* Problem *
Scan the lines below for the word "this". Copy each line you find it in.

* Task inputs *
---*---
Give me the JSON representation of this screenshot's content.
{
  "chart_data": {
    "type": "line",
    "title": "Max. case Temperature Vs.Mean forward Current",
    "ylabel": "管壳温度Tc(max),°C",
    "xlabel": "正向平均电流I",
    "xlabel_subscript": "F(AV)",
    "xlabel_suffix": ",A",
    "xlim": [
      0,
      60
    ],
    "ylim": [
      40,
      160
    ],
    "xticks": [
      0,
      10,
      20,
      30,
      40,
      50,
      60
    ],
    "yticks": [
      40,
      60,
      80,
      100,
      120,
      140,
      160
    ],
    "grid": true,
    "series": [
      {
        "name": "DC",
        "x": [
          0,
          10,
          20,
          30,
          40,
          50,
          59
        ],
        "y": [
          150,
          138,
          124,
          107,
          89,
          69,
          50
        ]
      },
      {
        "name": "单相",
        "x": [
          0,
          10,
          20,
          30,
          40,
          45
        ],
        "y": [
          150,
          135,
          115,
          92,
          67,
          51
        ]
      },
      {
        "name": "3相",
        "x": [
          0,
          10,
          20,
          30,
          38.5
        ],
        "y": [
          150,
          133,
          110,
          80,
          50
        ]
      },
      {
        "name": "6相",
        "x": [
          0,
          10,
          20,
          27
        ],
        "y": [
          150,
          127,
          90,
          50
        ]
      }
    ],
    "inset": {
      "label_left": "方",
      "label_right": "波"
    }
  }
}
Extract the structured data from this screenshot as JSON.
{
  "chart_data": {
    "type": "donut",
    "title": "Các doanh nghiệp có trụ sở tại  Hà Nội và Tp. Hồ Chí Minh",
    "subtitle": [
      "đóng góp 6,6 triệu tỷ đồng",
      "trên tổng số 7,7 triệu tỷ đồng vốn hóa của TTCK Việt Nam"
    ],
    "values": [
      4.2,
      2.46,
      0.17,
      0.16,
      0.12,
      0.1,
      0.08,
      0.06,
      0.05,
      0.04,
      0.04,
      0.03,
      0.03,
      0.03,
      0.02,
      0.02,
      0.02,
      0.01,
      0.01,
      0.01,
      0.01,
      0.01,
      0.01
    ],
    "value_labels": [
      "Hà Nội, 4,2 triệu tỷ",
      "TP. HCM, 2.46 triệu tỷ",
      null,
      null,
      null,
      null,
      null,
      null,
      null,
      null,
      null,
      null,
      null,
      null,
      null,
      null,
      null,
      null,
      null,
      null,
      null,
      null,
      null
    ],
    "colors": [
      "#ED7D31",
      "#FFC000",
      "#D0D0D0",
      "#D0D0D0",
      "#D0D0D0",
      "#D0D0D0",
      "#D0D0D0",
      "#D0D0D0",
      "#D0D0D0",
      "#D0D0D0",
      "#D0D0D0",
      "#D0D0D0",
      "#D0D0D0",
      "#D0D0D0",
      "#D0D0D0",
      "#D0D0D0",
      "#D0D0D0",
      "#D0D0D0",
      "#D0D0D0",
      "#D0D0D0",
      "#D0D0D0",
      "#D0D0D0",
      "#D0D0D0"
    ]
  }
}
---*---
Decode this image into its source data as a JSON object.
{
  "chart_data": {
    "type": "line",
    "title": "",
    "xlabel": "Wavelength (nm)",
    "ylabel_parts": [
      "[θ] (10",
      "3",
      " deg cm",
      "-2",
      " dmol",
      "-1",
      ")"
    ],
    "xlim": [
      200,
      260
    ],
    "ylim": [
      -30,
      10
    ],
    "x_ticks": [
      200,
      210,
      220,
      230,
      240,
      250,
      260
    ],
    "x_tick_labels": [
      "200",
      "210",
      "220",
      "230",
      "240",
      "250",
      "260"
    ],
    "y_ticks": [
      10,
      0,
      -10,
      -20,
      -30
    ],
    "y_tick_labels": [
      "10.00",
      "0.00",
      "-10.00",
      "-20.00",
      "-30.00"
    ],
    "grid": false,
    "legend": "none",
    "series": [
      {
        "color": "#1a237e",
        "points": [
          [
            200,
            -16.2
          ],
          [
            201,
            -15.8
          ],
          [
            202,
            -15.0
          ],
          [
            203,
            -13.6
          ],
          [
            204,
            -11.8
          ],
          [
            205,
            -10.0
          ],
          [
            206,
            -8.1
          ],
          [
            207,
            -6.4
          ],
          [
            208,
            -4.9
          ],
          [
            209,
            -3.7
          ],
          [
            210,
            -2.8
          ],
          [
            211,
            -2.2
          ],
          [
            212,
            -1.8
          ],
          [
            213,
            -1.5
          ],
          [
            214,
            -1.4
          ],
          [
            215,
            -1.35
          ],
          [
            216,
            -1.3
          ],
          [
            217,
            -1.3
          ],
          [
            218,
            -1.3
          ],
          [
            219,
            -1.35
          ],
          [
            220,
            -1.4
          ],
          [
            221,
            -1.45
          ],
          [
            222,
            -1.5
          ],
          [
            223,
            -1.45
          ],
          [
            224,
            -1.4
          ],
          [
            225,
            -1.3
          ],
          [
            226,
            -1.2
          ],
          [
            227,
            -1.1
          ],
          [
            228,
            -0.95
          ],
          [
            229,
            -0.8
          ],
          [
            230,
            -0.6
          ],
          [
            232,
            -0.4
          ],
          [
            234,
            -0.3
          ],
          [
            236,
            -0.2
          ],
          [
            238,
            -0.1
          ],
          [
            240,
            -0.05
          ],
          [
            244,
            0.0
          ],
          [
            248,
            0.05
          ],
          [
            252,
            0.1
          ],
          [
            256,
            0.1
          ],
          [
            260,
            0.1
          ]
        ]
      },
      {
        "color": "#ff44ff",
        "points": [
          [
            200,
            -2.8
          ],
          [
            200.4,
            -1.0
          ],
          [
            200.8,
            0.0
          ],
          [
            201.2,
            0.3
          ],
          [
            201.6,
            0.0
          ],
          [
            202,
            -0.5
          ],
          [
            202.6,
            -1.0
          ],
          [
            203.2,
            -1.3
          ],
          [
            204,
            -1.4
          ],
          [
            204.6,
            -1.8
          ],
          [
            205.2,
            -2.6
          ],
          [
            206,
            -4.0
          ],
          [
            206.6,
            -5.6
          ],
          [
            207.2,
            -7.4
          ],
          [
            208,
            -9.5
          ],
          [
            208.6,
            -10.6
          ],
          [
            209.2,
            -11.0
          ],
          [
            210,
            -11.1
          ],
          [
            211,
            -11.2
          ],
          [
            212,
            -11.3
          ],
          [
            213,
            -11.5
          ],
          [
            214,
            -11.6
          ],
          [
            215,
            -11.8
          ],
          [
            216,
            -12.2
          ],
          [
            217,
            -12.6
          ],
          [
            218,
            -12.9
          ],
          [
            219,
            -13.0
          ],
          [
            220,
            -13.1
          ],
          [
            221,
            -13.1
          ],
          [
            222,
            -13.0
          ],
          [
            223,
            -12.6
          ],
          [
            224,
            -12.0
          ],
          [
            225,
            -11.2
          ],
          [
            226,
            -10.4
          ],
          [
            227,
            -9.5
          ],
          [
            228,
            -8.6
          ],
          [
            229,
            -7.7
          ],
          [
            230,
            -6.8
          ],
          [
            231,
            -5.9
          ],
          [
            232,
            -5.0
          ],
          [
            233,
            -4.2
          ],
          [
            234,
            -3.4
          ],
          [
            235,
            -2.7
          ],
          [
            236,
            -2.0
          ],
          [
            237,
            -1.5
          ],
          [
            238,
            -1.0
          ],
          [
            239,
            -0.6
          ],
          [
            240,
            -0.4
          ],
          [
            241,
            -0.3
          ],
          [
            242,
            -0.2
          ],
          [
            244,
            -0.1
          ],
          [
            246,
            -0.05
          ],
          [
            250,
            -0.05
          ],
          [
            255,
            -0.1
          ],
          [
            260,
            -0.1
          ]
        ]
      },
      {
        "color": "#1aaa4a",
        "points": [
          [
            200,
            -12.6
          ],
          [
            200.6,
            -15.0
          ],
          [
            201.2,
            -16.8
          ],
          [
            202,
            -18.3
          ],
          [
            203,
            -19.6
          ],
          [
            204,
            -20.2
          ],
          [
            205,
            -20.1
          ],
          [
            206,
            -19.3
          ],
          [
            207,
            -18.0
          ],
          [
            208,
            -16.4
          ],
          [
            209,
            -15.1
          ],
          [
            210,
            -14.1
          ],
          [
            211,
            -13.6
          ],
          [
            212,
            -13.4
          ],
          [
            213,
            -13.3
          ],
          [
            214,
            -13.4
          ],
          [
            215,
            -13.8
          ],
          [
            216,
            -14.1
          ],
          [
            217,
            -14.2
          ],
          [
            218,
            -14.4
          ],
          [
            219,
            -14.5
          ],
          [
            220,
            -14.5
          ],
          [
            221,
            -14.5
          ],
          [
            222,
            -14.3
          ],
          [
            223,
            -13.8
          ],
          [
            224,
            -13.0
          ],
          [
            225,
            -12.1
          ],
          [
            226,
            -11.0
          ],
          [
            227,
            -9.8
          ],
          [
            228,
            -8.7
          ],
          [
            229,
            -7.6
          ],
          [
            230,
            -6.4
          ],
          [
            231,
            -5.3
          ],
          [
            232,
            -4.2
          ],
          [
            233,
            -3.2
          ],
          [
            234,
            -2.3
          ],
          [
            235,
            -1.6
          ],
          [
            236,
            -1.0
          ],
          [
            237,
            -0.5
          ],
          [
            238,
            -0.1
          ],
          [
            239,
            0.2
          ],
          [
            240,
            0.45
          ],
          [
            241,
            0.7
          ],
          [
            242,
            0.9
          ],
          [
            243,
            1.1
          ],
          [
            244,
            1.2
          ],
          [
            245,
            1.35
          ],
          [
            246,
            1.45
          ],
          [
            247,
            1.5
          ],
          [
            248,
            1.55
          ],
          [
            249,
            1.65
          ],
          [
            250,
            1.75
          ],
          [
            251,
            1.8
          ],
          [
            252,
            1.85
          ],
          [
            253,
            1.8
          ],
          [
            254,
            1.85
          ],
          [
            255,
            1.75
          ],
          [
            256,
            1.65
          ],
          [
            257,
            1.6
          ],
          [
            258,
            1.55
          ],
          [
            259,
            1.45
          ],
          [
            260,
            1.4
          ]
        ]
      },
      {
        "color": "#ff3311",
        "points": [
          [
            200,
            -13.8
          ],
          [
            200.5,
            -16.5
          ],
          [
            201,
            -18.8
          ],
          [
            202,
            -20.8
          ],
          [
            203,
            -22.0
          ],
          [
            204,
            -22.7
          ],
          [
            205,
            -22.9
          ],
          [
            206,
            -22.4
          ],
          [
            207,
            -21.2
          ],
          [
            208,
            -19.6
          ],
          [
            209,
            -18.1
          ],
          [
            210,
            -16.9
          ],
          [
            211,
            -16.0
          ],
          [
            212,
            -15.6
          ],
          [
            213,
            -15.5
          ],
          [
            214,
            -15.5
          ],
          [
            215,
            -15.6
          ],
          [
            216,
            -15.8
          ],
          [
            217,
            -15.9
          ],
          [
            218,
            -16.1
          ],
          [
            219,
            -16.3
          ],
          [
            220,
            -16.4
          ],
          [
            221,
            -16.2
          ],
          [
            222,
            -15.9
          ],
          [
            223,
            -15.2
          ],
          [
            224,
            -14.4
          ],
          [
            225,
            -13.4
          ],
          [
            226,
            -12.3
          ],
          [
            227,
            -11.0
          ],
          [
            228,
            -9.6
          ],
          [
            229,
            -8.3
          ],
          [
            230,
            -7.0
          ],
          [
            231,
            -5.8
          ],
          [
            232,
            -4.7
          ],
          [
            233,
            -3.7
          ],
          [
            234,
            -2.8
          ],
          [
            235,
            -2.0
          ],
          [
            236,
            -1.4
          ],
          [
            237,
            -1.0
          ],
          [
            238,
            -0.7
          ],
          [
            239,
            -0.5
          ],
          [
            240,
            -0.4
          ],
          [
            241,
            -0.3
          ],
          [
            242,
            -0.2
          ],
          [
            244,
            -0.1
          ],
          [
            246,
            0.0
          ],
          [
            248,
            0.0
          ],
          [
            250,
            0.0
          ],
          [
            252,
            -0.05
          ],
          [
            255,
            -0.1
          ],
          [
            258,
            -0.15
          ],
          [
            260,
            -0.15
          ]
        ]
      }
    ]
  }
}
---*---
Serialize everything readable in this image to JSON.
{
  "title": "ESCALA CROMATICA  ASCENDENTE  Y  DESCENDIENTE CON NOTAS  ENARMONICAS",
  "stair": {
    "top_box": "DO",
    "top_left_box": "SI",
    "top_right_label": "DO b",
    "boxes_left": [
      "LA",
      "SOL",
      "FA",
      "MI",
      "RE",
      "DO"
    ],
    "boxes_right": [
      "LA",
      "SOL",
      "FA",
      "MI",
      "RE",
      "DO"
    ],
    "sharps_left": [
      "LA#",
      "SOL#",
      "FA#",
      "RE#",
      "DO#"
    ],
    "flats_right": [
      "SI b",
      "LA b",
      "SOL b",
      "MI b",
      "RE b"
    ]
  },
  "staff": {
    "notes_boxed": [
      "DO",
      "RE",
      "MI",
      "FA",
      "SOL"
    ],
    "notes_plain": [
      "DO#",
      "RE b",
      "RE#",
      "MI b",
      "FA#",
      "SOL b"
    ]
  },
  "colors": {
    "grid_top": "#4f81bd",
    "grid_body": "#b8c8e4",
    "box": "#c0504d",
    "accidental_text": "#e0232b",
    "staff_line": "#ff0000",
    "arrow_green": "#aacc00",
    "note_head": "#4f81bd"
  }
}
---*---
* Solution below *
Give me the JSON representation of this screenshot's content.
Extract the structured data from this screenshot as JSON.
Decode this image into its source data as a JSON object.
Serialize everything readable in this image to JSON.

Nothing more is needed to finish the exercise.